## WHAT IS NEEDED
Look through the data and write out every line with the word "carnẽ" in it.

## ENTRIES SHOWN
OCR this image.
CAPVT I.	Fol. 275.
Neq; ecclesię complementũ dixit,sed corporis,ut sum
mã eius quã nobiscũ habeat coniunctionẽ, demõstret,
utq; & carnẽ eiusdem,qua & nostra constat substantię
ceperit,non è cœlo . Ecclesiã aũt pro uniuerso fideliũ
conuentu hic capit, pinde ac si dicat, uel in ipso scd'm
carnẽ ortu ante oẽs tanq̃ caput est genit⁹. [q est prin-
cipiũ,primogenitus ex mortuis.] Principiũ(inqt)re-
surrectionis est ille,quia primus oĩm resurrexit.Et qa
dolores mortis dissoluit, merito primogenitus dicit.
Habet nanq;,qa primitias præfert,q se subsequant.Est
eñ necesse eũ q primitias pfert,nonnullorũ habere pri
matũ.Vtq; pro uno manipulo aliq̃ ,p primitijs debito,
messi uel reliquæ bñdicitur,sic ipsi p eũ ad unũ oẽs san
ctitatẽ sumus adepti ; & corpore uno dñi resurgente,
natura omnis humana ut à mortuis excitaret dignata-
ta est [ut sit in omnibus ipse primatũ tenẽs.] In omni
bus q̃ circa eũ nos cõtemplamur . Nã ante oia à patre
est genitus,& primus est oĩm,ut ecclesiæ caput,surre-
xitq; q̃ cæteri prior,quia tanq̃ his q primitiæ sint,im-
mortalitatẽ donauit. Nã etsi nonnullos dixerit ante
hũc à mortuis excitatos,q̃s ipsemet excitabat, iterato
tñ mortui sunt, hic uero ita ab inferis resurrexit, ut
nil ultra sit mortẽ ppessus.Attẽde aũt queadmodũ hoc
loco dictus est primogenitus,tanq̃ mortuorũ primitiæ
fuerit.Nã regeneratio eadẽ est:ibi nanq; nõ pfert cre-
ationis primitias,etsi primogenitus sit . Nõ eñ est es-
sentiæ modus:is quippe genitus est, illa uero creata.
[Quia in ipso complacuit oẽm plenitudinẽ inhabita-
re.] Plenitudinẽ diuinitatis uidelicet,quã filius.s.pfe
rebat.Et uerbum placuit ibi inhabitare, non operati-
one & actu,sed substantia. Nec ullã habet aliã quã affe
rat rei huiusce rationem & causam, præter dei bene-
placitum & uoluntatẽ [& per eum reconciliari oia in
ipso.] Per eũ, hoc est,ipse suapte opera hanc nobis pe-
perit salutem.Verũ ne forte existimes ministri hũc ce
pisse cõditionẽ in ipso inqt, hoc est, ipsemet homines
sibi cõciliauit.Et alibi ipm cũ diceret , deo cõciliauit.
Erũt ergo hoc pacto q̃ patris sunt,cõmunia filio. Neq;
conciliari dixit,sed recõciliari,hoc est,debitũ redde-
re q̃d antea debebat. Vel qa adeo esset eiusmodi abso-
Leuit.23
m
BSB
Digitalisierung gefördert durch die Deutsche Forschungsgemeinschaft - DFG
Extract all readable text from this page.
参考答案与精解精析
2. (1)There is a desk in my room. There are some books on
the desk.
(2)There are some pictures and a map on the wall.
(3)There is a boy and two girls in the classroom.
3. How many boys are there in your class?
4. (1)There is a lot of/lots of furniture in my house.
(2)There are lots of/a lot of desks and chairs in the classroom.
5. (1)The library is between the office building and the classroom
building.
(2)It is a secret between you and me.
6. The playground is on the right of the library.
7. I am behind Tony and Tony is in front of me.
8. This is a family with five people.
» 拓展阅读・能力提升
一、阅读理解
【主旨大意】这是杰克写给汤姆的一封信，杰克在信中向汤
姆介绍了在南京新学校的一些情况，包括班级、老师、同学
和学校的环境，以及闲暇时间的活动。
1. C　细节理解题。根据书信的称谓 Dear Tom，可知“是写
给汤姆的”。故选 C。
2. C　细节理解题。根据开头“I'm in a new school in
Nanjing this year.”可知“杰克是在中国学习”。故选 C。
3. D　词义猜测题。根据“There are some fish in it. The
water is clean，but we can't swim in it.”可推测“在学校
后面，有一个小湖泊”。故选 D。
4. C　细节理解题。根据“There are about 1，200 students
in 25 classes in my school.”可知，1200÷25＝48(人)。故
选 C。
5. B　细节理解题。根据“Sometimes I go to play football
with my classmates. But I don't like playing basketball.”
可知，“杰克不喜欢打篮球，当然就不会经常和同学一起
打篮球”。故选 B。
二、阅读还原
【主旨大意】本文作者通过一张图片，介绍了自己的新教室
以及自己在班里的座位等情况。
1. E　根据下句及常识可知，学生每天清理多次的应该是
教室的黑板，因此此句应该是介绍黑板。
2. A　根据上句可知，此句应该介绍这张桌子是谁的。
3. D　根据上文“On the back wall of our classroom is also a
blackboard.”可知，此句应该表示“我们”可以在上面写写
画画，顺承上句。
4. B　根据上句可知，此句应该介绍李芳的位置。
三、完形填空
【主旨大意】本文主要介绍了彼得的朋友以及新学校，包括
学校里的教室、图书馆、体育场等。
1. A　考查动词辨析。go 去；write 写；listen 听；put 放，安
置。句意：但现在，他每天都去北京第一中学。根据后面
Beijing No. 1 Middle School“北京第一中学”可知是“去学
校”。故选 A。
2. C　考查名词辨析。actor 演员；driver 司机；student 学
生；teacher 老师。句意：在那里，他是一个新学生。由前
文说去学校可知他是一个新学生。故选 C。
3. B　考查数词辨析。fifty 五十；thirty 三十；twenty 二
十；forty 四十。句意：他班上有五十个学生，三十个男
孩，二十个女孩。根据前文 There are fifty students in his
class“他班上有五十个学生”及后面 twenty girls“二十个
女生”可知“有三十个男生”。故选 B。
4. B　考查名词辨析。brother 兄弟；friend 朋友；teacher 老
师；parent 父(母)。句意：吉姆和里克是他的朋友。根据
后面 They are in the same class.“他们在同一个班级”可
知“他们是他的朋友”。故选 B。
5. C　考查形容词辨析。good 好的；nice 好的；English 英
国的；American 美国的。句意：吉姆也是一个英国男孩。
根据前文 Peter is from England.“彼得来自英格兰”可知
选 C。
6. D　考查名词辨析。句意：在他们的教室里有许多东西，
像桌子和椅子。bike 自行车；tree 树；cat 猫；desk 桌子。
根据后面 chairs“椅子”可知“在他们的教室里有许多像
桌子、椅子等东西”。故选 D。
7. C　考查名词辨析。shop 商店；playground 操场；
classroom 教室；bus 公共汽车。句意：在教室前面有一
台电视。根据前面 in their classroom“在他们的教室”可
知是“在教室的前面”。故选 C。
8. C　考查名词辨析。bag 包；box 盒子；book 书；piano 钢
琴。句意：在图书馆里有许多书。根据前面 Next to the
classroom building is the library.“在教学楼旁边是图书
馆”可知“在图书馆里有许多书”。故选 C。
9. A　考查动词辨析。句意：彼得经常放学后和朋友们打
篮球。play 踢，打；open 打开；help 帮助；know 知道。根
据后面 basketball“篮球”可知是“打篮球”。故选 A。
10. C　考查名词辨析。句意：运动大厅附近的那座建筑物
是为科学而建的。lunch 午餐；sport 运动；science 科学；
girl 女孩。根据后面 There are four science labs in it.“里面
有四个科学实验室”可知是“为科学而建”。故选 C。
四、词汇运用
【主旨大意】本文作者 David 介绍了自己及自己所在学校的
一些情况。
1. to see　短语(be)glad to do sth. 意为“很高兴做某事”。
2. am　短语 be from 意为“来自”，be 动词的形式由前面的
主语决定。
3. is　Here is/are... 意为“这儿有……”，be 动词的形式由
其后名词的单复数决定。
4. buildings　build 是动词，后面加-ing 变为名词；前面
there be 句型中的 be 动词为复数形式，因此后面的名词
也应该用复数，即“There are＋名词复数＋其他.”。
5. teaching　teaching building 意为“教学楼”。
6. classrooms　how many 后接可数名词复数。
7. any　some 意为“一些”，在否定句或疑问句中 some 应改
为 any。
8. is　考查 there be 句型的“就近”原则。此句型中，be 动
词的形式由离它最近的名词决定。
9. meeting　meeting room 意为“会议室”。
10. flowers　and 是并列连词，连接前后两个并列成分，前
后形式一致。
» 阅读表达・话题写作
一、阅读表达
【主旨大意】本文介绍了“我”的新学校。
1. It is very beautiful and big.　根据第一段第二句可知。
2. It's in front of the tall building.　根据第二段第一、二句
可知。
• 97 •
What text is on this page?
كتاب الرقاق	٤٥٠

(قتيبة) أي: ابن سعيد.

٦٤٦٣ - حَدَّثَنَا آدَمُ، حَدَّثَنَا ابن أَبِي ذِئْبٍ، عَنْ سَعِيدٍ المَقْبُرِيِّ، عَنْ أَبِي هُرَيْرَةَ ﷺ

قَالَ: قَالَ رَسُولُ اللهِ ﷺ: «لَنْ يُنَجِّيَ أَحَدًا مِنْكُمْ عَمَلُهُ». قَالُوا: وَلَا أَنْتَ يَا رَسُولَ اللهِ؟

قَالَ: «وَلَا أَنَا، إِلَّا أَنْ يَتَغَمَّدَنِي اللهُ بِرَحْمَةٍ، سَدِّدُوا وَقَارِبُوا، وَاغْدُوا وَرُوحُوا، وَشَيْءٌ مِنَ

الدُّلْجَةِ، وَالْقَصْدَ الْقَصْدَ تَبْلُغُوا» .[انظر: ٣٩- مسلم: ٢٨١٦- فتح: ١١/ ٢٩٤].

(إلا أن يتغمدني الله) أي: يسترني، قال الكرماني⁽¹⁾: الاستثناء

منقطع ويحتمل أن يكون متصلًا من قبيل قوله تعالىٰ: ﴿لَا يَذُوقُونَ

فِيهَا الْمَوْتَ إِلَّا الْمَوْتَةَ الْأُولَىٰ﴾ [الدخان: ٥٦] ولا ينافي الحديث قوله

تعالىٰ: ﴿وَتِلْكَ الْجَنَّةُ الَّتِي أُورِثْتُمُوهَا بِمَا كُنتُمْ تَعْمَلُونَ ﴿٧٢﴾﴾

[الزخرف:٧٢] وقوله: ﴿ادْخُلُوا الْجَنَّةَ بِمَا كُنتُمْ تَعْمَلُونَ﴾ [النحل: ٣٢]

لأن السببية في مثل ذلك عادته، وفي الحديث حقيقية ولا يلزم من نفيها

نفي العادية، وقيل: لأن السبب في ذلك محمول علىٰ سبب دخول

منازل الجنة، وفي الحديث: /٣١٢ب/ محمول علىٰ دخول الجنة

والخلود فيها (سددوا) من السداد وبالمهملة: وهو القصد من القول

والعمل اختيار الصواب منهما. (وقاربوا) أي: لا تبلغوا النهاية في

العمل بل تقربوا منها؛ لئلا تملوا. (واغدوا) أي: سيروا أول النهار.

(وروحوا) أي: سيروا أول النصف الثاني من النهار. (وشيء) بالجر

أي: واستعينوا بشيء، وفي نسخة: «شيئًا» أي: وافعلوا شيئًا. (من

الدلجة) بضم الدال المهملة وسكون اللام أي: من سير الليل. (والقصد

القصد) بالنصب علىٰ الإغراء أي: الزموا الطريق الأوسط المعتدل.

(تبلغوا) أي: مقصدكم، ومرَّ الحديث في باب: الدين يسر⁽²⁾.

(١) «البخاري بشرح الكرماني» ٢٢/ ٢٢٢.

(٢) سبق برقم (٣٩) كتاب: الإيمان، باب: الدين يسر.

## RIGHT ANSWER
utq; & carnẽ eiusdem,qua & nostra constat substantię
carnẽ ortu ante oẽs tanq̃ caput est genit⁹. [q est prin-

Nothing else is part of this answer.